Records from a collection of figures:
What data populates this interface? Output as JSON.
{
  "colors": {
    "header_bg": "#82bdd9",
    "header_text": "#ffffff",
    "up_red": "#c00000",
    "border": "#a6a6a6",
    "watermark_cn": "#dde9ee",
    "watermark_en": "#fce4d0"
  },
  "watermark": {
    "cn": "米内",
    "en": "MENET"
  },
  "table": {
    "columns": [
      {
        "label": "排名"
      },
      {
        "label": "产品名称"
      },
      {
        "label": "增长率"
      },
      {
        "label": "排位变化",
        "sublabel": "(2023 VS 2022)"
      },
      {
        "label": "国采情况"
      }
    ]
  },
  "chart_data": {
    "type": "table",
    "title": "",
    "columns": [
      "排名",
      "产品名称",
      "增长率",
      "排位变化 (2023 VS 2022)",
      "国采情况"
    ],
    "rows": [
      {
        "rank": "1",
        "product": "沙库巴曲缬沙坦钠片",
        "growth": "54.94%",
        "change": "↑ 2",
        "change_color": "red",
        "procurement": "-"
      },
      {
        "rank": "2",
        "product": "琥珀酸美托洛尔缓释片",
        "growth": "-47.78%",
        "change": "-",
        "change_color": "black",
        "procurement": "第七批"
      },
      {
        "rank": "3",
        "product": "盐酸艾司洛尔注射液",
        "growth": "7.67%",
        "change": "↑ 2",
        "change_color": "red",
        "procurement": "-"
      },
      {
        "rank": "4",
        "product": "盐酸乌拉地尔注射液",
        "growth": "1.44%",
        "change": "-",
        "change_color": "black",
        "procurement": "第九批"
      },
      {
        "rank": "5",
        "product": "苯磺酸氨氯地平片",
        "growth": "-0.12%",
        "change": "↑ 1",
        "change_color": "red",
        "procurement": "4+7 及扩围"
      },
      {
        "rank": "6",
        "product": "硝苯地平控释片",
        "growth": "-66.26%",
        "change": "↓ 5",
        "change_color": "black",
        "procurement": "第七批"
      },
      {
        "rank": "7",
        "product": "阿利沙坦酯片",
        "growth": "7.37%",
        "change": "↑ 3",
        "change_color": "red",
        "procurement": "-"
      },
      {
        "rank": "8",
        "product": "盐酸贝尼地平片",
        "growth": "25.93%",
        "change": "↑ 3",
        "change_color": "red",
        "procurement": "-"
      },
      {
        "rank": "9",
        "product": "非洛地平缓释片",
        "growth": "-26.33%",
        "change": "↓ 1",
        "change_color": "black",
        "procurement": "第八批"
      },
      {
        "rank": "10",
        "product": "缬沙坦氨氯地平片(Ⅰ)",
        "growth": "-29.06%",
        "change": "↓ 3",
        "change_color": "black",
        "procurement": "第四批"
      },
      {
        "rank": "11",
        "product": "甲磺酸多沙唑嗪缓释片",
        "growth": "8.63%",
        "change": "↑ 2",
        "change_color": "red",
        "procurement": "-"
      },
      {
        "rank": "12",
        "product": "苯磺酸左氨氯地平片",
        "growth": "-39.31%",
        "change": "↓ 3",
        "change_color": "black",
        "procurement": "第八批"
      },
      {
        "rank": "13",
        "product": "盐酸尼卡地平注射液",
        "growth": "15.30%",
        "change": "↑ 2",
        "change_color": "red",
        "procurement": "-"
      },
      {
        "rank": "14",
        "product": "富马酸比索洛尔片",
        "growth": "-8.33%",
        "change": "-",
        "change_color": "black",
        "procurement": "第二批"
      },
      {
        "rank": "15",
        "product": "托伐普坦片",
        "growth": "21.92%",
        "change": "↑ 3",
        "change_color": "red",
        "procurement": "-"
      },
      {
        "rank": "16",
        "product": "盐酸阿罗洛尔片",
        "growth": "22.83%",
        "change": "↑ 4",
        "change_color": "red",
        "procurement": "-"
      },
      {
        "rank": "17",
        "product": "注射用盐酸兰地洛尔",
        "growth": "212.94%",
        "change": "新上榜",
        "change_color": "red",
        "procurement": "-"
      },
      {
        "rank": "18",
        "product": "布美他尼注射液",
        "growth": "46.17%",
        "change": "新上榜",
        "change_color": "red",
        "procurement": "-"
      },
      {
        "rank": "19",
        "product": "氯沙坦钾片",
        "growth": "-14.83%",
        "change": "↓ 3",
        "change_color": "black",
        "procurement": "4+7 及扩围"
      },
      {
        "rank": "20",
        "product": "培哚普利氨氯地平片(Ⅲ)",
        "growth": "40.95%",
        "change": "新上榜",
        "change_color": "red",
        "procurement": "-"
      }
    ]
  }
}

Requirements: Repeat the material word for word, in full.

Reply to the exercise:
What data populates this interface? Output as JSON.
{
  "colors": {
    "header_bg": "#82bdd9",
    "header_text": "#ffffff",
    "up_red": "#c00000",
    "border": "#a6a6a6",
    "watermark_cn": "#dde9ee",
    "watermark_en": "#fce4d0"
  },
  "watermark": {
    "cn": "米内",
    "en": "MENET"
  },
  "table": {
    "columns": [
      {
        "label": "排名"
      },
      {
        "label": "产品名称"
      },
      {
        "label": "增长率"
      },
      {
        "label": "排位变化",
        "sublabel": "(2023 VS 2022)"
      },
      {
        "label": "国采情况"
      }
    ]
  },
  "chart_data": {
    "type": "table",
    "title": "",
    "columns": [
      "排名",
      "产品名称",
      "增长率",
      "排位变化 (2023 VS 2022)",
      "国采情况"
    ],
    "rows": [
      {
        "rank": "1",
        "product": "沙库巴曲缬沙坦钠片",
        "growth": "54.94%",
        "change": "↑ 2",
        "change_color": "red",
        "procurement": "-"
      },
      {
        "rank": "2",
        "product": "琥珀酸美托洛尔缓释片",
        "growth": "-47.78%",
        "change": "-",
        "change_color": "black",
        "procurement": "第七批"
      },
      {
        "rank": "3",
        "product": "盐酸艾司洛尔注射液",
        "growth": "7.67%",
        "change": "↑ 2",
        "change_color": "red",
        "procurement": "-"
      },
      {
        "rank": "4",
        "product": "盐酸乌拉地尔注射液",
        "growth": "1.44%",
        "change": "-",
        "change_color": "black",
        "procurement": "第九批"
      },
      {
        "rank": "5",
        "product": "苯磺酸氨氯地平片",
        "growth": "-0.12%",
        "change": "↑ 1",
        "change_color": "red",
        "procurement": "4+7 及扩围"
      },
      {
        "rank": "6",
        "product": "硝苯地平控释片",
        "growth": "-66.26%",
        "change": "↓ 5",
        "change_color": "black",
        "procurement": "第七批"
      },
      {
        "rank": "7",
        "product": "阿利沙坦酯片",
        "growth": "7.37%",
        "change": "↑ 3",
        "change_color": "red",
        "procurement": "-"
      },
      {
        "rank": "8",
        "product": "盐酸贝尼地平片",
        "growth": "25.93%",
        "change": "↑ 3",
        "change_color": "red",
        "procurement": "-"
      },
      {
        "rank": "9",
        "product": "非洛地平缓释片",
        "growth": "-26.33%",
        "change": "↓ 1",
        "change_color": "black",
        "procurement": "第八批"
      },
      {
        "rank": "10",
        "product": "缬沙坦氨氯地平片(Ⅰ)",
        "growth": "-29.06%",
        "change": "↓ 3",
        "change_color": "black",
        "procurement": "第四批"
      },
      {
        "rank": "11",
        "product": "甲磺酸多沙唑嗪缓释片",
        "growth": "8.63%",
        "change": "↑ 2",
        "change_color": "red",
        "procurement": "-"
      },
      {
        "rank": "12",
        "product": "苯磺酸左氨氯地平片",
        "growth": "-39.31%",
        "change": "↓ 3",
        "change_color": "black",
        "procurement": "第八批"
      },
      {
        "rank": "13",
        "product": "盐酸尼卡地平注射液",
        "growth": "15.30%",
        "change": "↑ 2",
        "change_color": "red",
        "procurement": "-"
      },
      {
        "rank": "14",
        "product": "富马酸比索洛尔片",
        "growth": "-8.33%",
        "change": "-",
        "change_color": "black",
        "procurement": "第二批"
      },
      {
        "rank": "15",
        "product": "托伐普坦片",
        "growth": "21.92%",
        "change": "↑ 3",
        "change_color": "red",
        "procurement": "-"
      },
      {
        "rank": "16",
        "product": "盐酸阿罗洛尔片",
        "growth": "22.83%",
        "change": "↑ 4",
        "change_color": "red",
        "procurement": "-"
      },
      {
        "rank": "17",
        "product": "注射用盐酸兰地洛尔",
        "growth": "212.94%",
        "change": "新上榜",
        "change_color": "red",
        "procurement": "-"
      },
      {
        "rank": "18",
        "product": "布美他尼注射液",
        "growth": "46.17%",
        "change": "新上榜",
        "change_color": "red",
        "procurement": "-"
      },
      {
        "rank": "19",
        "product": "氯沙坦钾片",
        "growth": "-14.83%",
        "change": "↓ 3",
        "change_color": "black",
        "procurement": "4+7 及扩围"
      },
      {
        "rank": "20",
        "product": "培哚普利氨氯地平片(Ⅲ)",
        "growth": "40.95%",
        "change": "新上榜",
        "change_color": "red",
        "procurement": "-"
      }
    ]
  }
}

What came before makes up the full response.